### Instructions for the task
Swap every "bar-front" for "bar-face" throughout the records below, leaving everything else unchanged.

* BEGIN *

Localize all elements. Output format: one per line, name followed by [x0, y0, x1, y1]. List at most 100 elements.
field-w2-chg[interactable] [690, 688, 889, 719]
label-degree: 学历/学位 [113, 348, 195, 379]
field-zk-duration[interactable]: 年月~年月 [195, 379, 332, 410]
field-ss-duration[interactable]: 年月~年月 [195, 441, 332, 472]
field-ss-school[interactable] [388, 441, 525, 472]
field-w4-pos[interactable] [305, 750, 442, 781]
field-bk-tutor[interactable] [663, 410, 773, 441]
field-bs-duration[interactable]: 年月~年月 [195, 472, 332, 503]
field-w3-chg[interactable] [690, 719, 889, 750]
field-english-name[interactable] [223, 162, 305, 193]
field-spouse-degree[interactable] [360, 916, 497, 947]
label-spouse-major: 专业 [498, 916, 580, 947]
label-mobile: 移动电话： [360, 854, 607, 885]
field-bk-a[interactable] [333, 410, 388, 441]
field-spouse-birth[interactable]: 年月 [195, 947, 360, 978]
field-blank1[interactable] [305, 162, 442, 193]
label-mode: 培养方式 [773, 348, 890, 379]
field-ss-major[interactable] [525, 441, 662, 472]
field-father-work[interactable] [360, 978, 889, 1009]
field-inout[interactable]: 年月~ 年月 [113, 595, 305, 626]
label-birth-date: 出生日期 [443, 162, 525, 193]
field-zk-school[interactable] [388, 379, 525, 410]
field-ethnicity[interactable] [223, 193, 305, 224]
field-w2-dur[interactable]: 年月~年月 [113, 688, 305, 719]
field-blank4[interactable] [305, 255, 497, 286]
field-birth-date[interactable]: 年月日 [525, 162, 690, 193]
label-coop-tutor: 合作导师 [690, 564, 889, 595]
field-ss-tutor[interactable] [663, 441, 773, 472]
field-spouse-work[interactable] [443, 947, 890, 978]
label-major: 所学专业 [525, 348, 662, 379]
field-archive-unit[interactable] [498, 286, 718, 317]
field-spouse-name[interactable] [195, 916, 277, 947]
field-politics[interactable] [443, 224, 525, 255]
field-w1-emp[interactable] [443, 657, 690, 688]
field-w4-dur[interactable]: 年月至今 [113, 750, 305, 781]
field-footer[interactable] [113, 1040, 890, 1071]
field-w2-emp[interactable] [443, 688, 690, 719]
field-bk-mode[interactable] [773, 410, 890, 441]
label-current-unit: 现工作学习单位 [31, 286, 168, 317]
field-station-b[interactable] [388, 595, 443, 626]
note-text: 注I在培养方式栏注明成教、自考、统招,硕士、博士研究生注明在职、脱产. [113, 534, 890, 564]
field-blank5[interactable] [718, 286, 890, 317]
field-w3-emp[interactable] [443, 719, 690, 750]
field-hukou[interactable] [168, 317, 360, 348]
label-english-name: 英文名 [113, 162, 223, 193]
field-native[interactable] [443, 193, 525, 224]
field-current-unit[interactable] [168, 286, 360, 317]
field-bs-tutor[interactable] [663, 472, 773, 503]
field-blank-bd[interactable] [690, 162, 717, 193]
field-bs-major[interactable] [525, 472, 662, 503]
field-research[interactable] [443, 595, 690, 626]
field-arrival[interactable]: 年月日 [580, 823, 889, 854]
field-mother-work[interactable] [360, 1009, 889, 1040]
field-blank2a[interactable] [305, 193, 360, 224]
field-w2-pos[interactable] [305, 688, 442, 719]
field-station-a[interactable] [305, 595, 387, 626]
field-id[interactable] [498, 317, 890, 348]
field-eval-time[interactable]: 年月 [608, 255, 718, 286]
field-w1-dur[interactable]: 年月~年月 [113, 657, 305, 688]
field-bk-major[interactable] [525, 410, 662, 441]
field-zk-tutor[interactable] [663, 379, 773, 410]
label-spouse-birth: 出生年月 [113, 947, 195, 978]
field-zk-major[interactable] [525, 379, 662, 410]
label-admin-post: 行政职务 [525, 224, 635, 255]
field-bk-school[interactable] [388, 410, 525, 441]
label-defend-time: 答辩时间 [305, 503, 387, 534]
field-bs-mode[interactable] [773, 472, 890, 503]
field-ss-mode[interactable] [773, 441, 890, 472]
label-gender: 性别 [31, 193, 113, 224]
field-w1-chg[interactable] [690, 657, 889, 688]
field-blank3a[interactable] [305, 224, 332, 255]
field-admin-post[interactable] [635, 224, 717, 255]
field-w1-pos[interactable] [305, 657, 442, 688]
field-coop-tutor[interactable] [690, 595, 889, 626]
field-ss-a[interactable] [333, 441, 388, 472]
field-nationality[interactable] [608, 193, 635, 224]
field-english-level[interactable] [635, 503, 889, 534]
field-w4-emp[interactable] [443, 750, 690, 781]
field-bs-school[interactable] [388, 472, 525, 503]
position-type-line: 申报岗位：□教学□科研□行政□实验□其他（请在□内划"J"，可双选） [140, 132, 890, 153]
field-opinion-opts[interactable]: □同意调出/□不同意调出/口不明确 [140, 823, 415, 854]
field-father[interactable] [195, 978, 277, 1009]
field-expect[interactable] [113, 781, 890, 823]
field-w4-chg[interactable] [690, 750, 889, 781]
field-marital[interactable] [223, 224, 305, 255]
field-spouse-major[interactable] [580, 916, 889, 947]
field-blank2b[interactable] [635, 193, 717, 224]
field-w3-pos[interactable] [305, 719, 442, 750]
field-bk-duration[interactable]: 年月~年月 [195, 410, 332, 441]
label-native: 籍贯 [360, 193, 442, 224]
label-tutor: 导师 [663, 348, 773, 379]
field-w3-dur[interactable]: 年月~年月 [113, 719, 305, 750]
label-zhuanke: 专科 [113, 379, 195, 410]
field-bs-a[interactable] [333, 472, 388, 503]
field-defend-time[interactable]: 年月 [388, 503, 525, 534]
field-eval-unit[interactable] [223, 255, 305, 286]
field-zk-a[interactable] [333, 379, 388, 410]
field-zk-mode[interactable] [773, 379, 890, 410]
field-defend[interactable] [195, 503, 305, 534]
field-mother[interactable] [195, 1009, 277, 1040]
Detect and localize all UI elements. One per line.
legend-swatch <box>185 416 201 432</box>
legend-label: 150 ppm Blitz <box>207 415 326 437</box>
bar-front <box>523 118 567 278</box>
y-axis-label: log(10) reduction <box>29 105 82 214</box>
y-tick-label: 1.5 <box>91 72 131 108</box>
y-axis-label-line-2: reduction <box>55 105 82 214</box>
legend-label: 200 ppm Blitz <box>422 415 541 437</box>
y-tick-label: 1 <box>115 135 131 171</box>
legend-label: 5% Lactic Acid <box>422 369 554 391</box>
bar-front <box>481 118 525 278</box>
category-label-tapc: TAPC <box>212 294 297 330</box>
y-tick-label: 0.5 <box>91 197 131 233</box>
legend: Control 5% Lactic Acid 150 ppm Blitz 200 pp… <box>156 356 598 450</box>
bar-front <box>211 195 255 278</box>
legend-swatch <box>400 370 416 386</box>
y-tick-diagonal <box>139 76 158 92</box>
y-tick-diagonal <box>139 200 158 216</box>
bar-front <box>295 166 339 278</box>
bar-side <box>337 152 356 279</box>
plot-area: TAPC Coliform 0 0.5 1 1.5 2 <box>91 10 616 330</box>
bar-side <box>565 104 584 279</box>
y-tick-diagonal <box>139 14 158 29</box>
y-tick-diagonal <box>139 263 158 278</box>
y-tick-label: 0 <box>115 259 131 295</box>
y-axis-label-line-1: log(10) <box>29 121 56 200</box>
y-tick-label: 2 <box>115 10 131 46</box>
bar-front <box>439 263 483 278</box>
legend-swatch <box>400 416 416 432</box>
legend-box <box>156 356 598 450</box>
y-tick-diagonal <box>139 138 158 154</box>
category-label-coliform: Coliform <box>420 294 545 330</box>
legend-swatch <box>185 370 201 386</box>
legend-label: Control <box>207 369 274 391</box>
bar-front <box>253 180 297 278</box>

* END *

### Result
Localize all elements. Output format: one per line, name followed by [x0, y0, x1, y1]. List at most 100 elements.
field-w2-chg[interactable] [690, 688, 889, 719]
label-degree: 学历/学位 [113, 348, 195, 379]
field-zk-duration[interactable]: 年月~年月 [195, 379, 332, 410]
field-ss-duration[interactable]: 年月~年月 [195, 441, 332, 472]
field-ss-school[interactable] [388, 441, 525, 472]
field-w4-pos[interactable] [305, 750, 442, 781]
field-bk-tutor[interactable] [663, 410, 773, 441]
field-bs-duration[interactable]: 年月~年月 [195, 472, 332, 503]
field-w3-chg[interactable] [690, 719, 889, 750]
field-english-name[interactable] [223, 162, 305, 193]
field-spouse-degree[interactable] [360, 916, 497, 947]
label-spouse-major: 专业 [498, 916, 580, 947]
label-mobile: 移动电话： [360, 854, 607, 885]
field-bk-a[interactable] [333, 410, 388, 441]
field-spouse-birth[interactable]: 年月 [195, 947, 360, 978]
field-blank1[interactable] [305, 162, 442, 193]
label-mode: 培养方式 [773, 348, 890, 379]
field-ss-major[interactable] [525, 441, 662, 472]
field-father-work[interactable] [360, 978, 889, 1009]
field-inout[interactable]: 年月~ 年月 [113, 595, 305, 626]
label-birth-date: 出生日期 [443, 162, 525, 193]
field-zk-school[interactable] [388, 379, 525, 410]
field-ethnicity[interactable] [223, 193, 305, 224]
field-w2-dur[interactable]: 年月~年月 [113, 688, 305, 719]
field-blank4[interactable] [305, 255, 497, 286]
field-birth-date[interactable]: 年月日 [525, 162, 690, 193]
label-coop-tutor: 合作导师 [690, 564, 889, 595]
field-ss-tutor[interactable] [663, 441, 773, 472]
field-spouse-work[interactable] [443, 947, 890, 978]
label-major: 所学专业 [525, 348, 662, 379]
field-archive-unit[interactable] [498, 286, 718, 317]
field-spouse-name[interactable] [195, 916, 277, 947]
field-politics[interactable] [443, 224, 525, 255]
field-w1-emp[interactable] [443, 657, 690, 688]
field-w4-dur[interactable]: 年月至今 [113, 750, 305, 781]
field-footer[interactable] [113, 1040, 890, 1071]
field-w2-emp[interactable] [443, 688, 690, 719]
field-bk-mode[interactable] [773, 410, 890, 441]
label-current-unit: 现工作学习单位 [31, 286, 168, 317]
field-station-b[interactable] [388, 595, 443, 626]
note-text: 注I在培养方式栏注明成教、自考、统招,硕士、博士研究生注明在职、脱产. [113, 534, 890, 564]
field-blank5[interactable] [718, 286, 890, 317]
field-w3-emp[interactable] [443, 719, 690, 750]
field-hukou[interactable] [168, 317, 360, 348]
label-english-name: 英文名 [113, 162, 223, 193]
field-native[interactable] [443, 193, 525, 224]
field-current-unit[interactable] [168, 286, 360, 317]
field-bs-tutor[interactable] [663, 472, 773, 503]
field-blank-bd[interactable] [690, 162, 717, 193]
field-bs-major[interactable] [525, 472, 662, 503]
field-research[interactable] [443, 595, 690, 626]
field-arrival[interactable]: 年月日 [580, 823, 889, 854]
field-mother-work[interactable] [360, 1009, 889, 1040]
field-blank2a[interactable] [305, 193, 360, 224]
field-w2-pos[interactable] [305, 688, 442, 719]
field-station-a[interactable] [305, 595, 387, 626]
field-id[interactable] [498, 317, 890, 348]
field-eval-time[interactable]: 年月 [608, 255, 718, 286]
field-w1-dur[interactable]: 年月~年月 [113, 657, 305, 688]
field-bk-major[interactable] [525, 410, 662, 441]
field-zk-tutor[interactable] [663, 379, 773, 410]
label-spouse-birth: 出生年月 [113, 947, 195, 978]
field-zk-major[interactable] [525, 379, 662, 410]
label-admin-post: 行政职务 [525, 224, 635, 255]
field-bk-school[interactable] [388, 410, 525, 441]
label-defend-time: 答辩时间 [305, 503, 387, 534]
field-bs-mode[interactable] [773, 472, 890, 503]
field-ss-mode[interactable] [773, 441, 890, 472]
label-gender: 性别 [31, 193, 113, 224]
field-w1-chg[interactable] [690, 657, 889, 688]
field-blank3a[interactable] [305, 224, 332, 255]
field-admin-post[interactable] [635, 224, 717, 255]
field-w1-pos[interactable] [305, 657, 442, 688]
field-coop-tutor[interactable] [690, 595, 889, 626]
field-ss-a[interactable] [333, 441, 388, 472]
field-nationality[interactable] [608, 193, 635, 224]
field-english-level[interactable] [635, 503, 889, 534]
field-w4-emp[interactable] [443, 750, 690, 781]
field-bs-school[interactable] [388, 472, 525, 503]
position-type-line: 申报岗位：□教学□科研□行政□实验□其他（请在□内划"J"，可双选） [140, 132, 890, 153]
field-opinion-opts[interactable]: □同意调出/□不同意调出/口不明确 [140, 823, 415, 854]
field-father[interactable] [195, 978, 277, 1009]
field-expect[interactable] [113, 781, 890, 823]
field-w4-chg[interactable] [690, 750, 889, 781]
field-marital[interactable] [223, 224, 305, 255]
field-spouse-major[interactable] [580, 916, 889, 947]
field-blank2b[interactable] [635, 193, 717, 224]
field-w3-pos[interactable] [305, 719, 442, 750]
field-bk-duration[interactable]: 年月~年月 [195, 410, 332, 441]
label-native: 籍贯 [360, 193, 442, 224]
label-tutor: 导师 [663, 348, 773, 379]
field-w3-dur[interactable]: 年月~年月 [113, 719, 305, 750]
label-zhuanke: 专科 [113, 379, 195, 410]
field-bs-a[interactable] [333, 472, 388, 503]
field-defend-time[interactable]: 年月 [388, 503, 525, 534]
field-eval-unit[interactable] [223, 255, 305, 286]
field-zk-a[interactable] [333, 379, 388, 410]
field-zk-mode[interactable] [773, 379, 890, 410]
field-defend[interactable] [195, 503, 305, 534]
field-mother[interactable] [195, 1009, 277, 1040]
Detect and localize all UI elements. One per line.
legend-swatch <box>185 416 201 432</box>
legend-label: 150 ppm Blitz <box>207 415 326 437</box>
bar-face <box>523 118 567 278</box>
y-axis-label: log(10) reduction <box>29 105 82 214</box>
y-tick-label: 1.5 <box>91 72 131 108</box>
y-axis-label-line-2: reduction <box>55 105 82 214</box>
legend-label: 200 ppm Blitz <box>422 415 541 437</box>
y-tick-label: 1 <box>115 135 131 171</box>
legend-label: 5% Lactic Acid <box>422 369 554 391</box>
bar-face <box>481 118 525 278</box>
category-label-tapc: TAPC <box>212 294 297 330</box>
y-tick-label: 0.5 <box>91 197 131 233</box>
legend: Control 5% Lactic Acid 150 ppm Blitz 200 pp… <box>156 356 598 450</box>
bar-face <box>211 195 255 278</box>
legend-swatch <box>400 370 416 386</box>
y-tick-diagonal <box>139 76 158 92</box>
y-tick-diagonal <box>139 200 158 216</box>
bar-face <box>295 166 339 278</box>
bar-side <box>337 152 356 279</box>
plot-area: TAPC Coliform 0 0.5 1 1.5 2 <box>91 10 616 330</box>
bar-side <box>565 104 584 279</box>
y-tick-diagonal <box>139 14 158 29</box>
y-tick-diagonal <box>139 263 158 278</box>
y-tick-label: 0 <box>115 259 131 295</box>
y-axis-label-line-1: log(10) <box>29 121 56 200</box>
y-tick-label: 2 <box>115 10 131 46</box>
bar-face <box>439 263 483 278</box>
legend-swatch <box>400 416 416 432</box>
legend-box <box>156 356 598 450</box>
y-tick-diagonal <box>139 138 158 154</box>
category-label-coliform: Coliform <box>420 294 545 330</box>
legend-swatch <box>185 370 201 386</box>
legend-label: Control <box>207 369 274 391</box>
bar-face <box>253 180 297 278</box>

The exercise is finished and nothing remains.